-- START Given entries --

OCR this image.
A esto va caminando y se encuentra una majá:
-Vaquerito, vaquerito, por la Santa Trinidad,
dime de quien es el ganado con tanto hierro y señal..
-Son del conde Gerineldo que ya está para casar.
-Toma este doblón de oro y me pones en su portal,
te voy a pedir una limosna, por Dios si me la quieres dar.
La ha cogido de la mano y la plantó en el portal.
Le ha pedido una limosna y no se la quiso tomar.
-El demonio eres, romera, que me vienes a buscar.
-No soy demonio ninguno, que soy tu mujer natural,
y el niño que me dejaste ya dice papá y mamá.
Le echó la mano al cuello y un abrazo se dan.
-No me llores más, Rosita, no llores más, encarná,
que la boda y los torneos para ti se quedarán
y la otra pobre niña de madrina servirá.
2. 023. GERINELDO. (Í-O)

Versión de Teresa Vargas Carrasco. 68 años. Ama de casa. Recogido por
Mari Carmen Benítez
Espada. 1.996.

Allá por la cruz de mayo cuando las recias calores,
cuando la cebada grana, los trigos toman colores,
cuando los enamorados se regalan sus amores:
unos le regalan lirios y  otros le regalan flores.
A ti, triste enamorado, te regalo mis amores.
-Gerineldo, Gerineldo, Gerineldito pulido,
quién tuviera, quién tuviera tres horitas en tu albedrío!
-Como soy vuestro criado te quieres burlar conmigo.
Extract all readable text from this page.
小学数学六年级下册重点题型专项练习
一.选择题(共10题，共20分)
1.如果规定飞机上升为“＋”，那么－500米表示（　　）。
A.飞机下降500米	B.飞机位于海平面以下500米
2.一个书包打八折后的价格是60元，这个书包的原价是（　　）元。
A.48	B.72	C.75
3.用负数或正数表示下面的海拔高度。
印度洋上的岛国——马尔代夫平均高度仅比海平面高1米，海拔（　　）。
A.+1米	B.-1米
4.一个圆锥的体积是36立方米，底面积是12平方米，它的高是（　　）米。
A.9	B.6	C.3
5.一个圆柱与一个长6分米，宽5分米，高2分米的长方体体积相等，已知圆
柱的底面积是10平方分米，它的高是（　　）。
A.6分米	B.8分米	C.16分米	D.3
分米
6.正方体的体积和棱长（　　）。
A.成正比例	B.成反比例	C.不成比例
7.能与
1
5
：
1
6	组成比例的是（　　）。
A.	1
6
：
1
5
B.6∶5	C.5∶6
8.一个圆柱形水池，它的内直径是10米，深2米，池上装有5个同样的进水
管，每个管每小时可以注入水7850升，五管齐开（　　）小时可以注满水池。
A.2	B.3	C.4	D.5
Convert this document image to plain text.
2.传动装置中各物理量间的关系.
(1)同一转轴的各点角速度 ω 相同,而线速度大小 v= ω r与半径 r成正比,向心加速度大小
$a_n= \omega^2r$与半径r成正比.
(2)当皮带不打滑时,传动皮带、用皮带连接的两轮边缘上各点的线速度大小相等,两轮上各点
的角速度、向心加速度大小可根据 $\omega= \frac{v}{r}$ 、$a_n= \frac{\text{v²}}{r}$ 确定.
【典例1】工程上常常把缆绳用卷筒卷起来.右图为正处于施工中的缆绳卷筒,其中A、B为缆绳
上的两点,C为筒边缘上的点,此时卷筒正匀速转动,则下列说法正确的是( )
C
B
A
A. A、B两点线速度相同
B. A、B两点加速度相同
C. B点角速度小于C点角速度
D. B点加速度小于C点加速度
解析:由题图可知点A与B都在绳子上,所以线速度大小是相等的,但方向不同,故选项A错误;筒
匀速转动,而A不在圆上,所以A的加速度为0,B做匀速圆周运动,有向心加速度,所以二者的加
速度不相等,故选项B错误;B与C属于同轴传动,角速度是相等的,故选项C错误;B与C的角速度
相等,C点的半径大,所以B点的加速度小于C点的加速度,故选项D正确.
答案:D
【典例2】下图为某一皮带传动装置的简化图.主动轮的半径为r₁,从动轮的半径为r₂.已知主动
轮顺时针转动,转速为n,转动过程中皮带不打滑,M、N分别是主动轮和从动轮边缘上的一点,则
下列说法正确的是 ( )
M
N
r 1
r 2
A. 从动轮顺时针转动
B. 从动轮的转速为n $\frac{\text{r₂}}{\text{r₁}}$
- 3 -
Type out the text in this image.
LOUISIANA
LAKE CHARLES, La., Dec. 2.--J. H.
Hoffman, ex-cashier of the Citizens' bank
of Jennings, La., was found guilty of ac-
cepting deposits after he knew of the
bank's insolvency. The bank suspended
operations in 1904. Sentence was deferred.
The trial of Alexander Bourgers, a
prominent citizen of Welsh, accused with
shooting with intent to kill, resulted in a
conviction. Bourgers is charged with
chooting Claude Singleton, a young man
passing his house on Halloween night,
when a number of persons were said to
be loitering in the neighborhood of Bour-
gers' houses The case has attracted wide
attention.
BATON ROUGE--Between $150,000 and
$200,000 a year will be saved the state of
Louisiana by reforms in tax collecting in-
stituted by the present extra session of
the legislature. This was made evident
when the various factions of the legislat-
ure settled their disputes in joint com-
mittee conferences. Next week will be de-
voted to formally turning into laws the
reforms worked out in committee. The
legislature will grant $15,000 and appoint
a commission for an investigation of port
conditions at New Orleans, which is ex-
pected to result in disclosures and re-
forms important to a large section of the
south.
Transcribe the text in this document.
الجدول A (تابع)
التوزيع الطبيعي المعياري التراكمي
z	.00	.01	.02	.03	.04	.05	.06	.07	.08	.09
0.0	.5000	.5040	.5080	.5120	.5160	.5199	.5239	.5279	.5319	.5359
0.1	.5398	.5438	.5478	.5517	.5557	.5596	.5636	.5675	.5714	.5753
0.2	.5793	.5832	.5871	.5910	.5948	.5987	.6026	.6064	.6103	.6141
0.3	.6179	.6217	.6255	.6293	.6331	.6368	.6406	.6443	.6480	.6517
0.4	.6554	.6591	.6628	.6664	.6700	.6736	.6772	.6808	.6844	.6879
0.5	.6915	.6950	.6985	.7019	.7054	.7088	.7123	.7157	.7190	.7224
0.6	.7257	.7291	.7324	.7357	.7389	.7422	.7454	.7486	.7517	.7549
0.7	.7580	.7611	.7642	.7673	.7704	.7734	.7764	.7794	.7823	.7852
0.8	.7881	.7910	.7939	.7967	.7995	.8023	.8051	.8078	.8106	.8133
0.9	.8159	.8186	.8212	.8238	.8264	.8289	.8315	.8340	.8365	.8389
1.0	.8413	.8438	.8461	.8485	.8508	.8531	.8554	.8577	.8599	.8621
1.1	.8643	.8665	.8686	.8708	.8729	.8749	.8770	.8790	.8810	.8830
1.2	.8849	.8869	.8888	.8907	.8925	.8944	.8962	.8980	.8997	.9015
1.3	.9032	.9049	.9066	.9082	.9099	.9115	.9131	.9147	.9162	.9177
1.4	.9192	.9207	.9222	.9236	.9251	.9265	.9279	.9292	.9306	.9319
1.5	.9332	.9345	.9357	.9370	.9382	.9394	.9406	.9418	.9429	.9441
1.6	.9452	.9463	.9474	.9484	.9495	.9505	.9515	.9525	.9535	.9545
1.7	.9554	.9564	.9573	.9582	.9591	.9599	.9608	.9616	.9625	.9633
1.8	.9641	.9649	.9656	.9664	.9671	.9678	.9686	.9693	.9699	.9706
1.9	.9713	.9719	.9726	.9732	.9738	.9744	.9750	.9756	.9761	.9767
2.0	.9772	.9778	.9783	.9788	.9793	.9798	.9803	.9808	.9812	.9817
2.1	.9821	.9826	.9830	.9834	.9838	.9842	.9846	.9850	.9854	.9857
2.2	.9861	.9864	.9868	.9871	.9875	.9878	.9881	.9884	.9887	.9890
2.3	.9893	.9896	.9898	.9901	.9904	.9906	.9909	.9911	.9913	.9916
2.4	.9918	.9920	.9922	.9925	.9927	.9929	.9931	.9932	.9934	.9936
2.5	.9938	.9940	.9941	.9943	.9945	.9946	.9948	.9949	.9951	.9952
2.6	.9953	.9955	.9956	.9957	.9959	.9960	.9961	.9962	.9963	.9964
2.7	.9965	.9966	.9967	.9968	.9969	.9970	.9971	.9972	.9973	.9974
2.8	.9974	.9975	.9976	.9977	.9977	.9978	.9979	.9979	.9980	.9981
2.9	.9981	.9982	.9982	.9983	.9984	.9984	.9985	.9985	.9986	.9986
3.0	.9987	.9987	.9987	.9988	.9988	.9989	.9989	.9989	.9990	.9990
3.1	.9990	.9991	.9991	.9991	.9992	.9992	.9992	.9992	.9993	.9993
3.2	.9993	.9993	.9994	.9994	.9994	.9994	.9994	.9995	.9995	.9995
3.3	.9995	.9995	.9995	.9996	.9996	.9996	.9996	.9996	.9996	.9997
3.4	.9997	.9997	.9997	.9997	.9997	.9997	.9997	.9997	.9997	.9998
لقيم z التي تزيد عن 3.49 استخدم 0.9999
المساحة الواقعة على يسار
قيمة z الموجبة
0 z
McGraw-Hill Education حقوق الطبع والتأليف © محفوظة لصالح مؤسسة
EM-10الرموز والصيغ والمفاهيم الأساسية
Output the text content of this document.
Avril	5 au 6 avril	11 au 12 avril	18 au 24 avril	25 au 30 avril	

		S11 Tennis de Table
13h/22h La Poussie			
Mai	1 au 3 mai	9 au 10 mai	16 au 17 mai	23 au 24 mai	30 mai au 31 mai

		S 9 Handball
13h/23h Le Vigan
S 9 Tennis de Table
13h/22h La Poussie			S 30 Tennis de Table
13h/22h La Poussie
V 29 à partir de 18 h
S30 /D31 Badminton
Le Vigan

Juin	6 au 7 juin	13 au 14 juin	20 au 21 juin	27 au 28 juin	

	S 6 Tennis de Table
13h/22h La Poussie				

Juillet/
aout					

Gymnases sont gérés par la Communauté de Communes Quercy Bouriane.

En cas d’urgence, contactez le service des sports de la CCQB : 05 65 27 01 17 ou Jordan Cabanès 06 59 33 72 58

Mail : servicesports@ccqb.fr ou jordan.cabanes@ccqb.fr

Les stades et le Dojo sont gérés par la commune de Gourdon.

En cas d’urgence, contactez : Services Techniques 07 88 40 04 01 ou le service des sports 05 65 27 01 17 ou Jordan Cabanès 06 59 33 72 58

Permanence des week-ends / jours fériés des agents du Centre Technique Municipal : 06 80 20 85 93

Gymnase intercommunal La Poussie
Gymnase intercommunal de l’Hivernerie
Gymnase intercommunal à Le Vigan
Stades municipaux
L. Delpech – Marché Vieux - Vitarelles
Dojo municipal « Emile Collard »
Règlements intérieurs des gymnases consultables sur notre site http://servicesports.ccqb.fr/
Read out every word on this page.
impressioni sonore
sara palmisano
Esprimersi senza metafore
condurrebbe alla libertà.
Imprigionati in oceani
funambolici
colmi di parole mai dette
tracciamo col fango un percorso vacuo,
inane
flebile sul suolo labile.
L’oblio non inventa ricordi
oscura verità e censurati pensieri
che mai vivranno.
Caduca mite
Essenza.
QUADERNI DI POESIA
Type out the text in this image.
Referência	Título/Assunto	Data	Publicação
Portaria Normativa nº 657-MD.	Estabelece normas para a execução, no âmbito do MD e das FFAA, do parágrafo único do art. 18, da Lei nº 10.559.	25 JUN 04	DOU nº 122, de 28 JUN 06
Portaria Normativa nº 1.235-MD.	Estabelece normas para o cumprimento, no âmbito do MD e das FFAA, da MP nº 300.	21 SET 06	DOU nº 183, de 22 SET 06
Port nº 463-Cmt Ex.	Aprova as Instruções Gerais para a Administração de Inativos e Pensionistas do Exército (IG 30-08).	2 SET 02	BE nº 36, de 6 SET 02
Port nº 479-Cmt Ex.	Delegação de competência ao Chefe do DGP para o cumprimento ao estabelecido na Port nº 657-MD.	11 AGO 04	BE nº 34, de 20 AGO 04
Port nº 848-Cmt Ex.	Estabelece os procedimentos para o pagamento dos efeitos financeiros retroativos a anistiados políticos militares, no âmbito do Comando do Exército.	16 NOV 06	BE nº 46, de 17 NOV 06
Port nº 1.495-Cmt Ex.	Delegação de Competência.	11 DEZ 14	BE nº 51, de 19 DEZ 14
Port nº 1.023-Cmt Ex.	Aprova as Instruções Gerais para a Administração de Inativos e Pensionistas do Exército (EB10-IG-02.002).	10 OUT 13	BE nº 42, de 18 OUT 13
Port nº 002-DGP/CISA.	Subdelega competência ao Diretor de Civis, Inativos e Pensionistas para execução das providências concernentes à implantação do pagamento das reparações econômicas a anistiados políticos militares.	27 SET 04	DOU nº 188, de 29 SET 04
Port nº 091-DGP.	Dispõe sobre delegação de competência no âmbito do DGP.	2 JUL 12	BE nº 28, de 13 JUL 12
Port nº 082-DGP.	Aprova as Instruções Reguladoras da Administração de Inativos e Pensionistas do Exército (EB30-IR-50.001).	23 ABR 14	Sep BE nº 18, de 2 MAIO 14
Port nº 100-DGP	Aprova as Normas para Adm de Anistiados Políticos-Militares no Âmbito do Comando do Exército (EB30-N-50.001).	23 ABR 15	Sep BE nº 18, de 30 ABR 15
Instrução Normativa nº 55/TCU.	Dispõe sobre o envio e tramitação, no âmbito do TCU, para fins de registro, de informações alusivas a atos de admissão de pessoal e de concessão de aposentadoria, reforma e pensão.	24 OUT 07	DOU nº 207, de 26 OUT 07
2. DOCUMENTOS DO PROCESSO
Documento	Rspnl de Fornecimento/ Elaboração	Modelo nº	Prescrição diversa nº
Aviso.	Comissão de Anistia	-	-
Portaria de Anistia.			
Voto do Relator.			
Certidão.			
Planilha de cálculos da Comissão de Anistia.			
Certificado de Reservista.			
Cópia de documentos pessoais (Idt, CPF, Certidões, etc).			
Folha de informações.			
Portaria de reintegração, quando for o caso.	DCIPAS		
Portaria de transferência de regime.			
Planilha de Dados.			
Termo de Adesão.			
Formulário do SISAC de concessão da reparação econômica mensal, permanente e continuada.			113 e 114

-- END Given entries --

Directions for this task.
Which lines hold the word "Comissão"? Copy every one of them.

Result below.
Aviso.	Comissão de Anistia	-	-
Planilha de cálculos da Comissão de Anistia.			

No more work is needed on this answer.